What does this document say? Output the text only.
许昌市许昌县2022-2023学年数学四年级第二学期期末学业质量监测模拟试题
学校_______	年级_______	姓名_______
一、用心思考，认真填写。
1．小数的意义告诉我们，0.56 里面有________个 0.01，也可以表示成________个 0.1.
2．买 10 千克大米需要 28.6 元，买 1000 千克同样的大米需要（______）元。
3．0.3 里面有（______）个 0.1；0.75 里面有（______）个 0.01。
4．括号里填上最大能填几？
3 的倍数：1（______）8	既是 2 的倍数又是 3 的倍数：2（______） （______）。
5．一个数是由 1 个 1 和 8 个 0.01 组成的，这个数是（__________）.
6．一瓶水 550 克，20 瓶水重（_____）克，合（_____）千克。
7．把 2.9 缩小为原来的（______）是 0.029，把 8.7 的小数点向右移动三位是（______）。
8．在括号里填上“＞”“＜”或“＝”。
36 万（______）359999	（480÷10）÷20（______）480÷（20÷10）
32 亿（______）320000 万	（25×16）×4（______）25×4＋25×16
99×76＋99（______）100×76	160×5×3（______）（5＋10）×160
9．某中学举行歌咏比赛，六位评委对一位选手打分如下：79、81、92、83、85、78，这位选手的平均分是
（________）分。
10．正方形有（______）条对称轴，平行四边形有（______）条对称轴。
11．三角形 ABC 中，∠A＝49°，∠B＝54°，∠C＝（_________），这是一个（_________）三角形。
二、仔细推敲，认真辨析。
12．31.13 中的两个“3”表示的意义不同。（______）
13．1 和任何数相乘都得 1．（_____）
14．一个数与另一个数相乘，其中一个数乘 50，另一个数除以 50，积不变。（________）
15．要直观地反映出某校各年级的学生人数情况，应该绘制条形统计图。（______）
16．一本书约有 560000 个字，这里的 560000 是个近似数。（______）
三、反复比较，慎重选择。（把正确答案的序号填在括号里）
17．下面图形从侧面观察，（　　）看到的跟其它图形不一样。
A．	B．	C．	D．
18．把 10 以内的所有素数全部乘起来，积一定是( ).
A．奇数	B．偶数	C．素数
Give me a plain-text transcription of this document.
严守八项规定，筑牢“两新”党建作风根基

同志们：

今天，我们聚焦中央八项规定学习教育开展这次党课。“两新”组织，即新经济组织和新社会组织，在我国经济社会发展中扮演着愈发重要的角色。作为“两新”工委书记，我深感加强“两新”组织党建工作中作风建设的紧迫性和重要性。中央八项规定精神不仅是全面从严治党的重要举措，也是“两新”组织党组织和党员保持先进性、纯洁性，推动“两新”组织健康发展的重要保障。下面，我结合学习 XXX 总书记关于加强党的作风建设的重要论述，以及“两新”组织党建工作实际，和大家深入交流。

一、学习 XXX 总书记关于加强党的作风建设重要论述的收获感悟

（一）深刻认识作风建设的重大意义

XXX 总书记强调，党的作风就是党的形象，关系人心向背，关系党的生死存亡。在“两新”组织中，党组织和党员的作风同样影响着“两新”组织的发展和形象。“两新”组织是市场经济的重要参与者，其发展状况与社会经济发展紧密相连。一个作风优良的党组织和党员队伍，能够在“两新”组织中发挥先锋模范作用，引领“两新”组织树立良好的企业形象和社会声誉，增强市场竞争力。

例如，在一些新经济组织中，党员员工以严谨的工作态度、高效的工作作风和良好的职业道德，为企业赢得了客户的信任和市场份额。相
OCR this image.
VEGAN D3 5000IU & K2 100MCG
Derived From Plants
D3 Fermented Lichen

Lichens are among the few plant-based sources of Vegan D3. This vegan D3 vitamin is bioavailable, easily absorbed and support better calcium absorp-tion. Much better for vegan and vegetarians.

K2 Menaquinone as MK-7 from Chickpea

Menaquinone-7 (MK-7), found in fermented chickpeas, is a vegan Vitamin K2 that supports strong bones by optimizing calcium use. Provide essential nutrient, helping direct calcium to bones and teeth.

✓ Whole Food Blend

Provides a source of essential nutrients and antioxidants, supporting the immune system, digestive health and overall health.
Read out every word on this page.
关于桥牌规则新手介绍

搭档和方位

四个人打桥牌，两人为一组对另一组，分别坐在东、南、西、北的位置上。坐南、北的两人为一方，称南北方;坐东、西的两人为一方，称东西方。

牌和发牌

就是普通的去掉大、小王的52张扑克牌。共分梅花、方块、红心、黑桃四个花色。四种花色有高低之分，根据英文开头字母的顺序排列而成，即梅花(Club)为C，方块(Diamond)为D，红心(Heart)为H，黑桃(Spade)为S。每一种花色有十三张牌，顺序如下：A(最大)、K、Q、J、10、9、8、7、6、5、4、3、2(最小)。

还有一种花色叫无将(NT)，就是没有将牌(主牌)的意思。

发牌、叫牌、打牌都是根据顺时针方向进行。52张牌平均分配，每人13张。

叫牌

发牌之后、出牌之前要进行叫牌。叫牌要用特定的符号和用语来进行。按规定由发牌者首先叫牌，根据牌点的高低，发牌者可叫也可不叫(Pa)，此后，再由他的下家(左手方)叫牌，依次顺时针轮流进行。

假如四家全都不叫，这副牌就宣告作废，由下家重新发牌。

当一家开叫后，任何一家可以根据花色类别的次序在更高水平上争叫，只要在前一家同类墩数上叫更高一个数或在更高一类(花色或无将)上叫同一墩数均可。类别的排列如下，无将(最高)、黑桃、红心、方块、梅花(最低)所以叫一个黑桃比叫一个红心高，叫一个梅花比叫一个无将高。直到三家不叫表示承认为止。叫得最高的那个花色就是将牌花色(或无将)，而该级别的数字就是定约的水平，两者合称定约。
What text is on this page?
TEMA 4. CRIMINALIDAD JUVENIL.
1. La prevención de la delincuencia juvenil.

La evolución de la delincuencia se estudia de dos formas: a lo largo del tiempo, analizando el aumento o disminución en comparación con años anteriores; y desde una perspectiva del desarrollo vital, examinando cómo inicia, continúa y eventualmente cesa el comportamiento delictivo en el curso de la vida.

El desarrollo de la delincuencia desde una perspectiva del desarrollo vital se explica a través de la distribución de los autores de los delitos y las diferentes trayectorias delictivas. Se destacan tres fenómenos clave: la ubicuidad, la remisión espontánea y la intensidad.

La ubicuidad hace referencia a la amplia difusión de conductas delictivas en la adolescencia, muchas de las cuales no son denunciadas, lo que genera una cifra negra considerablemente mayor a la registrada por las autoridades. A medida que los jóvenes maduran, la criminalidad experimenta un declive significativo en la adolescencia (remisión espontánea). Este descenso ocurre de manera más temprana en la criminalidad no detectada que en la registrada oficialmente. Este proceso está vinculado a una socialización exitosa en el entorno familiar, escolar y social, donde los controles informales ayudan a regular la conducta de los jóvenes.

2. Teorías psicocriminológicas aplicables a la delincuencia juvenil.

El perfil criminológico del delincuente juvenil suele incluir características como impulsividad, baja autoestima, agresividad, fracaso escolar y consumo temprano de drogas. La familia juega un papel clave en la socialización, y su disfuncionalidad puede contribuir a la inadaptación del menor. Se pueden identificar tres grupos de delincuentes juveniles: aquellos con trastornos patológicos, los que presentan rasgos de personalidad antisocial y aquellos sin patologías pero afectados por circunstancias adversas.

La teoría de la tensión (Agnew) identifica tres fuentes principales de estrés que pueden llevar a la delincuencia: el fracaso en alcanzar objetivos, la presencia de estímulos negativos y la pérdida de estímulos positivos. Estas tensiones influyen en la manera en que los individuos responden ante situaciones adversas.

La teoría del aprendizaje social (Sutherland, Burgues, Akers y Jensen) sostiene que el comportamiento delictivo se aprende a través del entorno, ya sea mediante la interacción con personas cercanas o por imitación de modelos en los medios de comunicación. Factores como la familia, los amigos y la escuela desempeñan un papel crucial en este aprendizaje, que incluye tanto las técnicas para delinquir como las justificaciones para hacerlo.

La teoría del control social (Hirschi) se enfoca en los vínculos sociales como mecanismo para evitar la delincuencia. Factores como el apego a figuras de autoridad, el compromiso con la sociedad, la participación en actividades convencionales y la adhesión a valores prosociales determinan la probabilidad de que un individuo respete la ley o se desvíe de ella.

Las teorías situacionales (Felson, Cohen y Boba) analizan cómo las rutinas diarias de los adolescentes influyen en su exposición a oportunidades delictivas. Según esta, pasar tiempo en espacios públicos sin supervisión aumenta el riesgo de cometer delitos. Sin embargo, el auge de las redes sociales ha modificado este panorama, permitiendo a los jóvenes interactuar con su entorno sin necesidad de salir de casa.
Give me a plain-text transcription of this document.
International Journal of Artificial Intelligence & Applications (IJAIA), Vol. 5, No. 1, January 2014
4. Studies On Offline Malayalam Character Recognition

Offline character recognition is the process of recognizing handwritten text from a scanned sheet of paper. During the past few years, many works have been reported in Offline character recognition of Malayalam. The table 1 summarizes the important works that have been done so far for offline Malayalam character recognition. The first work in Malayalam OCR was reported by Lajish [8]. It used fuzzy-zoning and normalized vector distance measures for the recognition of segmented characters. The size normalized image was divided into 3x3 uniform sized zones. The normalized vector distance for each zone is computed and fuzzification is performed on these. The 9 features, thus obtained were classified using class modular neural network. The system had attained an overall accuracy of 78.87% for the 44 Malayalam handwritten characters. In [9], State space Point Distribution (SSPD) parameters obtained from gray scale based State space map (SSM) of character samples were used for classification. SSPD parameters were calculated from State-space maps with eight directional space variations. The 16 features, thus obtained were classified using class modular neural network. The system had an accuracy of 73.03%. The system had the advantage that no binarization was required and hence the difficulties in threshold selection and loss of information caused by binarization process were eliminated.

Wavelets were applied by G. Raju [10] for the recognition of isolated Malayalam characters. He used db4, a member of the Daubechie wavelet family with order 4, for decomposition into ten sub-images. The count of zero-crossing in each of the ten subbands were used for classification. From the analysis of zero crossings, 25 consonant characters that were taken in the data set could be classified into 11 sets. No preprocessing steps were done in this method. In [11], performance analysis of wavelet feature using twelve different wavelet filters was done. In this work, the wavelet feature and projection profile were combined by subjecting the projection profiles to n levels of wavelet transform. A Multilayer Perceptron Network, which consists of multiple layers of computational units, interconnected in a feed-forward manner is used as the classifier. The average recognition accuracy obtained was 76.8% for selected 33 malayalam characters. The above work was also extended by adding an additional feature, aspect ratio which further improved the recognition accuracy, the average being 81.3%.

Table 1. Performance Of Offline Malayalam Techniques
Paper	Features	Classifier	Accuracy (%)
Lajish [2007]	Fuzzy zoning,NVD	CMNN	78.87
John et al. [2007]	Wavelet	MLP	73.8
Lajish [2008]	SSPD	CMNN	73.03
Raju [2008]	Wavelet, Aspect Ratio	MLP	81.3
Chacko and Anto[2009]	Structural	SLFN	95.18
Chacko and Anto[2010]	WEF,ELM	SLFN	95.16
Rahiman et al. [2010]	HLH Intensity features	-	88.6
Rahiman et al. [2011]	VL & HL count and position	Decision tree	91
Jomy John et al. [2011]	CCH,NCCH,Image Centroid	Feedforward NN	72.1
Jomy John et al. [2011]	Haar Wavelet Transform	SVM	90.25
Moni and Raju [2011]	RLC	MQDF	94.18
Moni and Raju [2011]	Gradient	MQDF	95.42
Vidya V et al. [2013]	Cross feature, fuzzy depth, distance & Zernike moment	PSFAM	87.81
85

────────────────

Show each line of the data that contains the string "zoning".

* _Written reply_
Offline character recognition is the process of recognizing handwritten text from a scanned sheet of paper. During the past few years, many works have been reported in Offline character recognition of Malayalam. The table 1 summarizes the important works that have been done so far for offline Malayalam character recognition. The first work in Malayalam OCR was reported by Lajish [8]. It used fuzzy-zoning and normalized vector distance measures for the recognition of segmented characters. The size normalized image was divided into 3x3 uniform sized zones. The normalized vector distance for each zone is computed and fuzzification is performed on these. The 9 features, thus obtained were classified using class modular neural network. The system had attained an overall accuracy of 78.87% for the 44 Malayalam handwritten characters. In [9], State space Point Distribution (SSPD) parameters obtained from gray scale based State space map (SSM) of character samples were used for classification. SSPD parameters were calculated from State-space maps with eight directional space variations. The 16 features, thus obtained were classified using class modular neural network. The system had an accuracy of 73.03%. The system had the advantage that no binarization was required and hence the difficulties in threshold selection and loss of information caused by binarization process were eliminated.
Lajish [2007]	Fuzzy zoning,NVD	CMNN	78.87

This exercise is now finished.